What is being asked: Only the lines holding the string "Future" are needed. Copy each one.

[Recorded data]
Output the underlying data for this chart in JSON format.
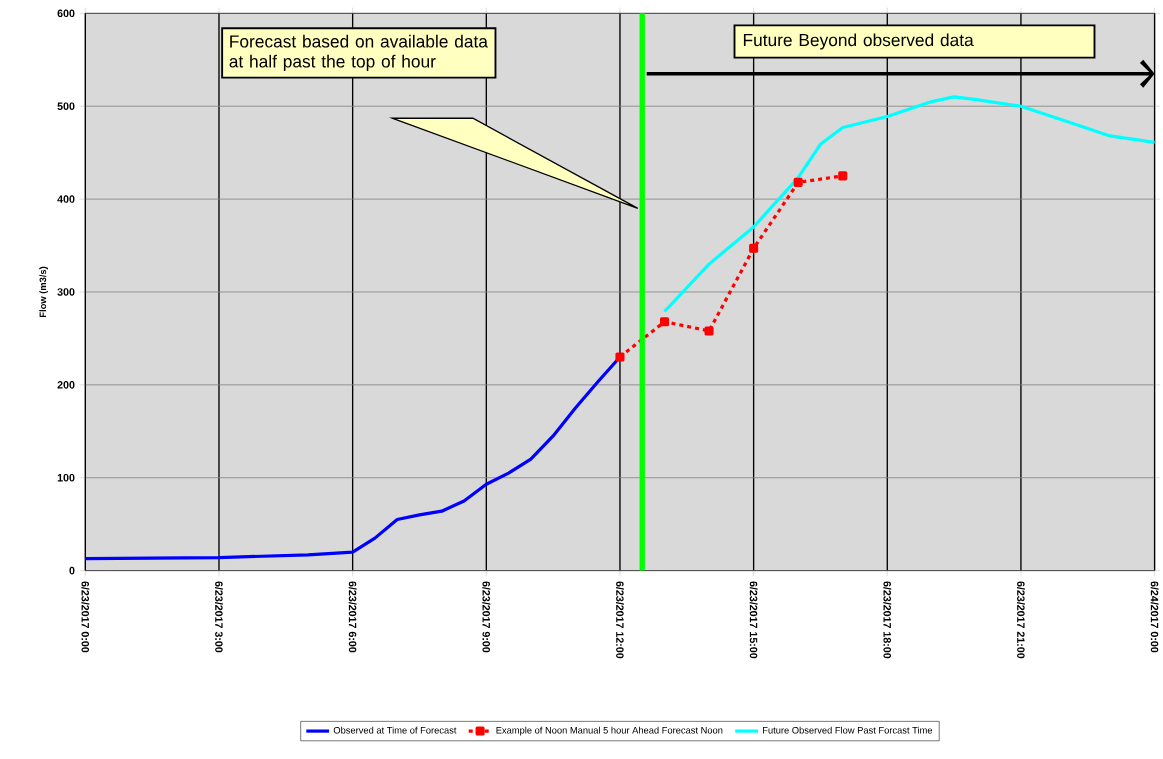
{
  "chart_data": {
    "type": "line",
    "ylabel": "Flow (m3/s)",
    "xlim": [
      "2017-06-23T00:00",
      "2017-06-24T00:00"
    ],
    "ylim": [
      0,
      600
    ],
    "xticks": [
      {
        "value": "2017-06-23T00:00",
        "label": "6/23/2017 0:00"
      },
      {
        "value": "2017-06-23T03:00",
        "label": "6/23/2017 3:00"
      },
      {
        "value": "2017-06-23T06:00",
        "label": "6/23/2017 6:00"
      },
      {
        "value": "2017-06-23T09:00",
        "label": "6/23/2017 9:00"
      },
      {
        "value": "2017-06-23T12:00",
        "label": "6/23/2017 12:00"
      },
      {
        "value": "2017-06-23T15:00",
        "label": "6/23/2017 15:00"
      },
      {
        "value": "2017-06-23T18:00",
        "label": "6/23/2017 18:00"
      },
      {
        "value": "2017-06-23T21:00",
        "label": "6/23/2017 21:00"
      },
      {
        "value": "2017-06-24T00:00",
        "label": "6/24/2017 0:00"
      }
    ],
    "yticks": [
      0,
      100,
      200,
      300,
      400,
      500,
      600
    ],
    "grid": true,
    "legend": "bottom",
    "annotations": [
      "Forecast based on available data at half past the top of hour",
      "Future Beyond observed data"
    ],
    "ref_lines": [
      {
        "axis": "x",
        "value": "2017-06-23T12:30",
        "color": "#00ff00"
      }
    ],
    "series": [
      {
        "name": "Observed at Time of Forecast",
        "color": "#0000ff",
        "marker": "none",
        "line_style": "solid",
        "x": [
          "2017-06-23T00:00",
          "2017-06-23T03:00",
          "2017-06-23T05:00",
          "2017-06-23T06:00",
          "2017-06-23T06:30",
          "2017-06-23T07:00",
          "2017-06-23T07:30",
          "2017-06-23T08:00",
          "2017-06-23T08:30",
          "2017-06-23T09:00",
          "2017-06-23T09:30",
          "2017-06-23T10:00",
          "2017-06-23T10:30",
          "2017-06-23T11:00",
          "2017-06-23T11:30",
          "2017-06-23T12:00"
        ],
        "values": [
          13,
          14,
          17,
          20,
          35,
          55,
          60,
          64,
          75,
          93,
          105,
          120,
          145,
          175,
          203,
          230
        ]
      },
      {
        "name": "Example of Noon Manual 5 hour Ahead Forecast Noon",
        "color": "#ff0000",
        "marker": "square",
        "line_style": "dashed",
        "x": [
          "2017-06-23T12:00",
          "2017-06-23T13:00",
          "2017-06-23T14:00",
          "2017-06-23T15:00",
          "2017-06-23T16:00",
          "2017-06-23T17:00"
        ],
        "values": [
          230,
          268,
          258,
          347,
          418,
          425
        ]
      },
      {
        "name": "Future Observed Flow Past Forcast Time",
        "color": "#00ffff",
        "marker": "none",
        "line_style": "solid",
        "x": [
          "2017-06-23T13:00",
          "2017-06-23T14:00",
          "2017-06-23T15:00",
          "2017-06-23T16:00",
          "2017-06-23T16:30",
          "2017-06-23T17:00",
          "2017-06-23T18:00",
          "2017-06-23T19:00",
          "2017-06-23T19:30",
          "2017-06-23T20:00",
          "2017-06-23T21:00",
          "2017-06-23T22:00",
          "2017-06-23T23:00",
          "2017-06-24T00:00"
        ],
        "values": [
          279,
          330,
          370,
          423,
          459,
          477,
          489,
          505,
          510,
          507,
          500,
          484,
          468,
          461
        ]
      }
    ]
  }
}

Result for this exercise:
      "Future Beyond observed data"
        "name": "Future Observed Flow Past Forcast Time",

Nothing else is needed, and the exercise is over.